## Records for the exercise:
*-*-*
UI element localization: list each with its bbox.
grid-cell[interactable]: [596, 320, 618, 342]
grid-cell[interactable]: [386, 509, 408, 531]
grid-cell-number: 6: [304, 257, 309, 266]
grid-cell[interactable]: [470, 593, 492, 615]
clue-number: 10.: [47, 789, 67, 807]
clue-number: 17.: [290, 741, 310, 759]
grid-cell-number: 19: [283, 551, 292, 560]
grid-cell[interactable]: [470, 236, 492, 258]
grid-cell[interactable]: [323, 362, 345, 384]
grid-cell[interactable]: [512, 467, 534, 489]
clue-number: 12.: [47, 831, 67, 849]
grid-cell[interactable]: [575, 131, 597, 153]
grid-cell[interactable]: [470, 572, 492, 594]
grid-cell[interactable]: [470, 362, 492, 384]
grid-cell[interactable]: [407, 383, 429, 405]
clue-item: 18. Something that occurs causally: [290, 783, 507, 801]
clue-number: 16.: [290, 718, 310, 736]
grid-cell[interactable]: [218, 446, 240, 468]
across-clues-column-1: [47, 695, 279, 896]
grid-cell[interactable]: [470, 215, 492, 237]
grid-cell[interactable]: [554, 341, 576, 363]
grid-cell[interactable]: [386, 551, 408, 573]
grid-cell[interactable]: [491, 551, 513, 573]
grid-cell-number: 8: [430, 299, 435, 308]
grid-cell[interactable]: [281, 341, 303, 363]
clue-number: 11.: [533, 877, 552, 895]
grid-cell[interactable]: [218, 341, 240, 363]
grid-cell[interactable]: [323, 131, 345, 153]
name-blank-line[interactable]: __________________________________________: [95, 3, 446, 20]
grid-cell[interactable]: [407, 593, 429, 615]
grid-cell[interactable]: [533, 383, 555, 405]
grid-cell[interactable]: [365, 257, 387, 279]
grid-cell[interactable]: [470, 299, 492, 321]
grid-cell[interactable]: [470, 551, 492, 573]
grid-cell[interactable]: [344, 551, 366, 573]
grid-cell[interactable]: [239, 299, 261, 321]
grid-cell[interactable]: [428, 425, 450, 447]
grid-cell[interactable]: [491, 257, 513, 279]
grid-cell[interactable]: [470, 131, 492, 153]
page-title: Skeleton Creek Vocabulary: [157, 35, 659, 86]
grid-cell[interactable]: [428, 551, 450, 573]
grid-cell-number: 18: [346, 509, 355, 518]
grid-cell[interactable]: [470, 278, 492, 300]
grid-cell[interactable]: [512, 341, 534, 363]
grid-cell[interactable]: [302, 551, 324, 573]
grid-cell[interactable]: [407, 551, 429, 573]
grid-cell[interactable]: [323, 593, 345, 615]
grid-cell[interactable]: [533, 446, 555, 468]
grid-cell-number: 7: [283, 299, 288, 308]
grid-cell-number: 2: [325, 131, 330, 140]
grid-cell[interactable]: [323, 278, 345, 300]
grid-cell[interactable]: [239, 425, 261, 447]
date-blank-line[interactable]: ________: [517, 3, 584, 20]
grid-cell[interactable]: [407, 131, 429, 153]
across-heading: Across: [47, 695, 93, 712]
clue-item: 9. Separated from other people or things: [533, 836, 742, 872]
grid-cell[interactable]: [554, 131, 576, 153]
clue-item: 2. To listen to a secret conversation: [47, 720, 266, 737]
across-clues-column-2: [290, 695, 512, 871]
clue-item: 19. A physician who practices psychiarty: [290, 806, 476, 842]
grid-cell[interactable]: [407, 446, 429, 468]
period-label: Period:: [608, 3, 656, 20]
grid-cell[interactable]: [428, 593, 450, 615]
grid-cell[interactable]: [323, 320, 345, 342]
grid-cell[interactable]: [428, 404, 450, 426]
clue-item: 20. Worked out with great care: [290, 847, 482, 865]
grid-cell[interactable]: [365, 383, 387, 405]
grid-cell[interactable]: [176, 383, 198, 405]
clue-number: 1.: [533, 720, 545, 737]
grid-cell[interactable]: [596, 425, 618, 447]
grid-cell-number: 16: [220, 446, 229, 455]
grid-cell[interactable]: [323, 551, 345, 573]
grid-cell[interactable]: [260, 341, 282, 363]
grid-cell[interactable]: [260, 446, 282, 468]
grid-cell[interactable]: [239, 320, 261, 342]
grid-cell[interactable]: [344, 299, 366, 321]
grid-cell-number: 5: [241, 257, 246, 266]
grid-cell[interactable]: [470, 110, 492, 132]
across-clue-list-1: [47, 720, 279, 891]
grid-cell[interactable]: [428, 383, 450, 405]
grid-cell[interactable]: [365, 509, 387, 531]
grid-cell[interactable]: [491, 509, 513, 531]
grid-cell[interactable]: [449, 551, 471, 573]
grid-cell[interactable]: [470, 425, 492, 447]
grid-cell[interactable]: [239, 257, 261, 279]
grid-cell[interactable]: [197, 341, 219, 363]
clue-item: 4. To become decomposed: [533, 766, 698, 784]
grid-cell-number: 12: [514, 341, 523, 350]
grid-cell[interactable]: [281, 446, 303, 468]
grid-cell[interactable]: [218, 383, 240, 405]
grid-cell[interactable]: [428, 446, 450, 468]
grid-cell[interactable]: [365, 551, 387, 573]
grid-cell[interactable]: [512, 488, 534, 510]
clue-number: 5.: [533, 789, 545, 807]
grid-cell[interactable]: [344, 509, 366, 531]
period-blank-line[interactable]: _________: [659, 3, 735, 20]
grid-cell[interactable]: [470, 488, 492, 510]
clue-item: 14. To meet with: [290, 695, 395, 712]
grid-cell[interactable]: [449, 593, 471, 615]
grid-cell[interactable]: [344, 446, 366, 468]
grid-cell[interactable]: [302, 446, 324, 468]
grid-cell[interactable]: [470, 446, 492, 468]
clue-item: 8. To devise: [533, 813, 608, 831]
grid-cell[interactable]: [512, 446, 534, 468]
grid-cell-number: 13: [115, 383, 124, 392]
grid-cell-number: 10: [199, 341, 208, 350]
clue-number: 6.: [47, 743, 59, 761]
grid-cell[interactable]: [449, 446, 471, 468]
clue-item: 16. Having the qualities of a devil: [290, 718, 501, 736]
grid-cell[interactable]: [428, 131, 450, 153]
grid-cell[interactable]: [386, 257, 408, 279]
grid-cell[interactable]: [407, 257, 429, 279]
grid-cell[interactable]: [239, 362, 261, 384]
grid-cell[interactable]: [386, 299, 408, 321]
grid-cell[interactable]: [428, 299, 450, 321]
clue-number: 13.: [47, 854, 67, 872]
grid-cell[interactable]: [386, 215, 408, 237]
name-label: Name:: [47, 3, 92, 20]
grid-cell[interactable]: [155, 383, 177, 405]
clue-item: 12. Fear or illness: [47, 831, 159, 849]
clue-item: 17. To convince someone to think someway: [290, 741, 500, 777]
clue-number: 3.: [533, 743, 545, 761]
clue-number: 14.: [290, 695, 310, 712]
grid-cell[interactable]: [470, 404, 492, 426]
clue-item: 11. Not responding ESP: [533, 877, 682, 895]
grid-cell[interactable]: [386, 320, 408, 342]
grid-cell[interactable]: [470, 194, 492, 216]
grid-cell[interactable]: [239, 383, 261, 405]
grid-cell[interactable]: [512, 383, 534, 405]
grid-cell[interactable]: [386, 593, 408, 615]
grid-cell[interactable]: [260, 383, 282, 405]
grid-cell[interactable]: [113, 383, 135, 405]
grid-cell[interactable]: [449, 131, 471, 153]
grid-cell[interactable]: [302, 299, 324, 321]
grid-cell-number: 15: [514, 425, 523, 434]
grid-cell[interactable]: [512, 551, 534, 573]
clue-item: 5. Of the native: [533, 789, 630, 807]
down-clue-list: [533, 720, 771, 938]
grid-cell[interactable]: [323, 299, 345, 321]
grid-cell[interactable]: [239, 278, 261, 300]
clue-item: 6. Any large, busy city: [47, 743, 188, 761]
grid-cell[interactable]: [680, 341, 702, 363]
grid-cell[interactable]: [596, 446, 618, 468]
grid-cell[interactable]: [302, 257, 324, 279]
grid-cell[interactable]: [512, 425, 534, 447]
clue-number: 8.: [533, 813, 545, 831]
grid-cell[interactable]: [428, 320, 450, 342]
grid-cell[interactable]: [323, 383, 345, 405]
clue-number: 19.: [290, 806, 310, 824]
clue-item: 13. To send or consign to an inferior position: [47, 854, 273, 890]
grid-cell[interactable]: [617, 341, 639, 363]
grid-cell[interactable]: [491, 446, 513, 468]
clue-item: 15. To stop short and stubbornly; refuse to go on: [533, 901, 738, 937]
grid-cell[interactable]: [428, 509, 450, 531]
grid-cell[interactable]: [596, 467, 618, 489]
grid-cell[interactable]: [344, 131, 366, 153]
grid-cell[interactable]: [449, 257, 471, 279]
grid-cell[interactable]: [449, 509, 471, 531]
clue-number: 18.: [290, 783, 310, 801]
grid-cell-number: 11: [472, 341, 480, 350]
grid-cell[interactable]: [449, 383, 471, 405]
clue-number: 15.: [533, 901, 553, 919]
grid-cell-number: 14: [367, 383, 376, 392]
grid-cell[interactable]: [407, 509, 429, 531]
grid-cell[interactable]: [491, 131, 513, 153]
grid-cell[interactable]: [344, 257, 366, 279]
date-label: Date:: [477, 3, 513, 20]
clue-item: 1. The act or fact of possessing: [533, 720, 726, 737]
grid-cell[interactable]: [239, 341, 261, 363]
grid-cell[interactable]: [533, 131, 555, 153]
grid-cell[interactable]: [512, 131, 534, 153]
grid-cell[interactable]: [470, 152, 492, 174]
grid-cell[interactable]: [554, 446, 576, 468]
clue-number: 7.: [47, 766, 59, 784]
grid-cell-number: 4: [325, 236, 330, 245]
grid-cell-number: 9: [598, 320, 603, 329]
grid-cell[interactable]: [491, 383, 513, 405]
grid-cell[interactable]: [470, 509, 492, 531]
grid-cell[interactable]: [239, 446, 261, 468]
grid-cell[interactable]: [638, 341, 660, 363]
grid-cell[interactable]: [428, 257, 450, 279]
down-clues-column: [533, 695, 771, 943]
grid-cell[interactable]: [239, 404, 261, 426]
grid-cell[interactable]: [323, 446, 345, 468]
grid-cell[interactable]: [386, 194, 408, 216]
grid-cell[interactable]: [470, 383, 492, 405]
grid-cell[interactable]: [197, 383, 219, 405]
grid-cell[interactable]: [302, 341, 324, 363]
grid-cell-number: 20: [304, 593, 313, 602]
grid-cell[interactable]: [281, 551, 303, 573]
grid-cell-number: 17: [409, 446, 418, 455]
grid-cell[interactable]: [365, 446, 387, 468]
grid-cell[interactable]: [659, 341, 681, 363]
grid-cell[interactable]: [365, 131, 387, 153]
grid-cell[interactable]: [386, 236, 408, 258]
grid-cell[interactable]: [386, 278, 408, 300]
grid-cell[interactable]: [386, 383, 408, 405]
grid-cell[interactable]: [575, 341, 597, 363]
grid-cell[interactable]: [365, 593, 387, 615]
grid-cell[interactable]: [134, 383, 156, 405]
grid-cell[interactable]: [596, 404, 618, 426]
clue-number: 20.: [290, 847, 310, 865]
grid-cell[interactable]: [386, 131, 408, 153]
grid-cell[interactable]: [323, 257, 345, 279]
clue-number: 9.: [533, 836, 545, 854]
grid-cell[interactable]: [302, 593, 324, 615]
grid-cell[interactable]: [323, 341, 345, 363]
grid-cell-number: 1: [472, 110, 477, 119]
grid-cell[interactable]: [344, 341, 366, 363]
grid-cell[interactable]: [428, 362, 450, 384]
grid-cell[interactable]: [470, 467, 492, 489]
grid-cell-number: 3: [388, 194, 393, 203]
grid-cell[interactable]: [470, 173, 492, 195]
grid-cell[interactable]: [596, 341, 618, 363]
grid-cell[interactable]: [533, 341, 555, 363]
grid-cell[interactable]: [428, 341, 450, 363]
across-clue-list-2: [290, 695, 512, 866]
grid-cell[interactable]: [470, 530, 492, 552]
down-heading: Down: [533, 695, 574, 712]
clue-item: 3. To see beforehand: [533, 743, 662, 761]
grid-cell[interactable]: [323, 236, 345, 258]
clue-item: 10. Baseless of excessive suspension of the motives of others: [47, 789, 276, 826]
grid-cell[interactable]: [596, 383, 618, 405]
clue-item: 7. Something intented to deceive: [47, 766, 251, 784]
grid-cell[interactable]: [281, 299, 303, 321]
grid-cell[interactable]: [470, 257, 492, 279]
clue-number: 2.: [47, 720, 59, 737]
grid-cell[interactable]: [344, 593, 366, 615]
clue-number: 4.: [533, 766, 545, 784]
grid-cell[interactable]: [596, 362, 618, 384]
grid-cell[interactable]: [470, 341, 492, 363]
*-*-*
## What to produce:
Update the material from its first line, stopping after the line containing "clue-item: 18. Something": replace "localization" with "detection" and leave everything else unchanged.

## Output for this task:
UI element detection: list each with its bbox.
grid-cell[interactable]: [596, 320, 618, 342]
grid-cell[interactable]: [386, 509, 408, 531]
grid-cell-number: 6: [304, 257, 309, 266]
grid-cell[interactable]: [470, 593, 492, 615]
clue-number: 10.: [47, 789, 67, 807]
clue-number: 17.: [290, 741, 310, 759]
grid-cell-number: 19: [283, 551, 292, 560]
grid-cell[interactable]: [470, 236, 492, 258]
grid-cell[interactable]: [323, 362, 345, 384]
grid-cell[interactable]: [512, 467, 534, 489]
clue-number: 12.: [47, 831, 67, 849]
grid-cell[interactable]: [575, 131, 597, 153]
grid-cell[interactable]: [470, 572, 492, 594]
grid-cell[interactable]: [470, 362, 492, 384]
grid-cell[interactable]: [407, 383, 429, 405]
clue-item: 18. Something that occurs causally: [290, 783, 507, 801]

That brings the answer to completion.